- Data for this task
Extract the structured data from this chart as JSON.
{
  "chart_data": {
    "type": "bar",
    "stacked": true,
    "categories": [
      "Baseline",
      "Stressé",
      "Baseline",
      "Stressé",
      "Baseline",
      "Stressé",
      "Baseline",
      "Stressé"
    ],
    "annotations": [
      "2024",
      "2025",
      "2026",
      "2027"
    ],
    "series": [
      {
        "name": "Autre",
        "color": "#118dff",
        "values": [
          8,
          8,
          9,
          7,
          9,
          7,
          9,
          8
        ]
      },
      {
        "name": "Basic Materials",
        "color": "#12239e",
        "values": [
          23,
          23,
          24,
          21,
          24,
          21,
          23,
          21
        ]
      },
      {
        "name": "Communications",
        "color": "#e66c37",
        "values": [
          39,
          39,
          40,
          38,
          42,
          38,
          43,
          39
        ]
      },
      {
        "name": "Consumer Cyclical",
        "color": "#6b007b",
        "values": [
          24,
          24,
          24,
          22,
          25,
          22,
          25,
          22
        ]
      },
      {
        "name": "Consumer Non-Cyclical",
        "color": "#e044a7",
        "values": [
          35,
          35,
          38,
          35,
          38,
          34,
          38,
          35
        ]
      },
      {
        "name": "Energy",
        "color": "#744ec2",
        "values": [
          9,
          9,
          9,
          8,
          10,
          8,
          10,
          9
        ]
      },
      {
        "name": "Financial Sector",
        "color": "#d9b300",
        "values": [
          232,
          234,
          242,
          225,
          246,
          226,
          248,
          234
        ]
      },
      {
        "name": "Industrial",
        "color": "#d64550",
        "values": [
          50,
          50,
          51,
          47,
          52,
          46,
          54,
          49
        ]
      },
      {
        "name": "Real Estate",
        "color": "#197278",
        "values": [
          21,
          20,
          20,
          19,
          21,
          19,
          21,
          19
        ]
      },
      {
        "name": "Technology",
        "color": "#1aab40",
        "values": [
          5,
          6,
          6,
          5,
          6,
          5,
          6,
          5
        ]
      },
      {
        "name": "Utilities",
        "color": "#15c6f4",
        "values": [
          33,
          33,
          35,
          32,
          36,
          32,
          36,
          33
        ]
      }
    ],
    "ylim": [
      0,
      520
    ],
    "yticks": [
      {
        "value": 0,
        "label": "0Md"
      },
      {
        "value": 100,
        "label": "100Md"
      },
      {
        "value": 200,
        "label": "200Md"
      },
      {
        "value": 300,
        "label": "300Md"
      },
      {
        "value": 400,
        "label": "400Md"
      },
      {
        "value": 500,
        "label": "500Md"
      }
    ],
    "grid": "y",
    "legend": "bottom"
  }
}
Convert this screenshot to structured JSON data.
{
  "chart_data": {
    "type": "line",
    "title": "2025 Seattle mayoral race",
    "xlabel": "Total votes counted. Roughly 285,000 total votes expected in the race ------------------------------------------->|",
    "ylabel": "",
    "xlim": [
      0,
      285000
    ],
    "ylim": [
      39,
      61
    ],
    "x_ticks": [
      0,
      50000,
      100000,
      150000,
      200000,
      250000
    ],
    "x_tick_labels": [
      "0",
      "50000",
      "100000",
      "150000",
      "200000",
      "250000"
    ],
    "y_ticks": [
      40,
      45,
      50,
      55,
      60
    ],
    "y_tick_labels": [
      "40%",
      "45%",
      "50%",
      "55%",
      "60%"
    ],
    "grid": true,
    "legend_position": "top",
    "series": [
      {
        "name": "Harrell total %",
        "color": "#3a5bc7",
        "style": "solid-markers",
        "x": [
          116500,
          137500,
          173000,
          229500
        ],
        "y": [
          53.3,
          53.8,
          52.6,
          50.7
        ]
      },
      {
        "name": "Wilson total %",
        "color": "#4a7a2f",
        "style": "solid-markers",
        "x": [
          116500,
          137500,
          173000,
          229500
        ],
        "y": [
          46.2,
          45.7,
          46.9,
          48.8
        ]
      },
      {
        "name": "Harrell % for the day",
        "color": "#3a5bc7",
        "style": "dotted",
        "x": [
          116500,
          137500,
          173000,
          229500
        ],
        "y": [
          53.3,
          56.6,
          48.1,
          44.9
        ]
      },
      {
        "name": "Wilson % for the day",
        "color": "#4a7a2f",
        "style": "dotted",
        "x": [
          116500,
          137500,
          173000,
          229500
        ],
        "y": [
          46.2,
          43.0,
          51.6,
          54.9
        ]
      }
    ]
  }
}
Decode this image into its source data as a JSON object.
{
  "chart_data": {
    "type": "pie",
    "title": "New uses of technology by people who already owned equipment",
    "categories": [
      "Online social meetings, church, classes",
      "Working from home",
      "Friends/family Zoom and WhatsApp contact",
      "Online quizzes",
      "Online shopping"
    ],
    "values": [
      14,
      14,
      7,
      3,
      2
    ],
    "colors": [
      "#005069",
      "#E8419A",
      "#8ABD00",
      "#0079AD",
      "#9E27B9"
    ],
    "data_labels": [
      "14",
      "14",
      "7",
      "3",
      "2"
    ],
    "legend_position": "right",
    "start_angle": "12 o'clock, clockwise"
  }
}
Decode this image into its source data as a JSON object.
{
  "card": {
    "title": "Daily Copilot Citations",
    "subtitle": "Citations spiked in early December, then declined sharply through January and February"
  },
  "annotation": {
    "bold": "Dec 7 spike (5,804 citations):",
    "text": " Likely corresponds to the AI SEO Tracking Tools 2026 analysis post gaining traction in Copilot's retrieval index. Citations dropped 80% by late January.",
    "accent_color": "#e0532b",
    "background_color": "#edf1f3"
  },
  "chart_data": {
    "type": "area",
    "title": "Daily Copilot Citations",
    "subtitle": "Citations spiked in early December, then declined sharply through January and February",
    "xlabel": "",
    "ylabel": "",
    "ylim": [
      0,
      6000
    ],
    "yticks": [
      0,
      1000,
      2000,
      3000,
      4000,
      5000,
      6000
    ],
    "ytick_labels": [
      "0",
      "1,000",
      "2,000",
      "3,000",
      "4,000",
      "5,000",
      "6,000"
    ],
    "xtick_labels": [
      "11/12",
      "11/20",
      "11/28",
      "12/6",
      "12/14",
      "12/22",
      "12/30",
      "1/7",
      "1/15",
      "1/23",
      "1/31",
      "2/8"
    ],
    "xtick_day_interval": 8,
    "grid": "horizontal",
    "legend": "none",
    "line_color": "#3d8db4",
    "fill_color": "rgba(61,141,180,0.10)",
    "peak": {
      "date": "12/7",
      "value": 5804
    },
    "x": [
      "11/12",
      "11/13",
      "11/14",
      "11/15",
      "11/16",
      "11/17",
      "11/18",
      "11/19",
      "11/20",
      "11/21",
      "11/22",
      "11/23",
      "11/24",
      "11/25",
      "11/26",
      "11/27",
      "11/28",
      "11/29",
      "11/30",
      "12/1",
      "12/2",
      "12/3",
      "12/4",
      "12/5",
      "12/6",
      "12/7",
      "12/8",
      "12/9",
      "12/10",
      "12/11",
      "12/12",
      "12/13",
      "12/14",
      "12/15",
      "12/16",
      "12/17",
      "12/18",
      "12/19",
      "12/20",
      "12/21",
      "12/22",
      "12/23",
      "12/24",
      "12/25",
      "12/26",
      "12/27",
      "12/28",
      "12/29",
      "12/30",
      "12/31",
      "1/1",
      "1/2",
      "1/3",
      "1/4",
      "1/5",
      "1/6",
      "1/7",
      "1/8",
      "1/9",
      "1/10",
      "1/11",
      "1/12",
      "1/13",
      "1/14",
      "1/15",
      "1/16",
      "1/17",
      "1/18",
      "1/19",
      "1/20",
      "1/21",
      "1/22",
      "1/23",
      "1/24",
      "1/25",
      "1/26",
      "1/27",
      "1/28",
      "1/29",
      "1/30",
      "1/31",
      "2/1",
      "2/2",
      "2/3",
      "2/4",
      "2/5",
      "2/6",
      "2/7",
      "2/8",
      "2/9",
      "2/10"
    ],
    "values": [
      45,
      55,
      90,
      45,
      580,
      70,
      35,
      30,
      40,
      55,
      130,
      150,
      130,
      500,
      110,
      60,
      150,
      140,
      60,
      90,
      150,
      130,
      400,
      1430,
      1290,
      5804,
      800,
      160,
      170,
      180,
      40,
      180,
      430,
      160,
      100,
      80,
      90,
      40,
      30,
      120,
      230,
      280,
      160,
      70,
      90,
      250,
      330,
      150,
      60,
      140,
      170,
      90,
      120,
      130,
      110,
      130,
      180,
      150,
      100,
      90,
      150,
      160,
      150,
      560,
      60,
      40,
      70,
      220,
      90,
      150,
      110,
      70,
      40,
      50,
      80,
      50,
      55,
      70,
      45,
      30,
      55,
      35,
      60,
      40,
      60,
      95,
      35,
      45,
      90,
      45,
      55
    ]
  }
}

- Problem details
List each line holding the string "Harrell".

- Task response
        "name": "Harrell total %",
        "name": "Harrell % for the day",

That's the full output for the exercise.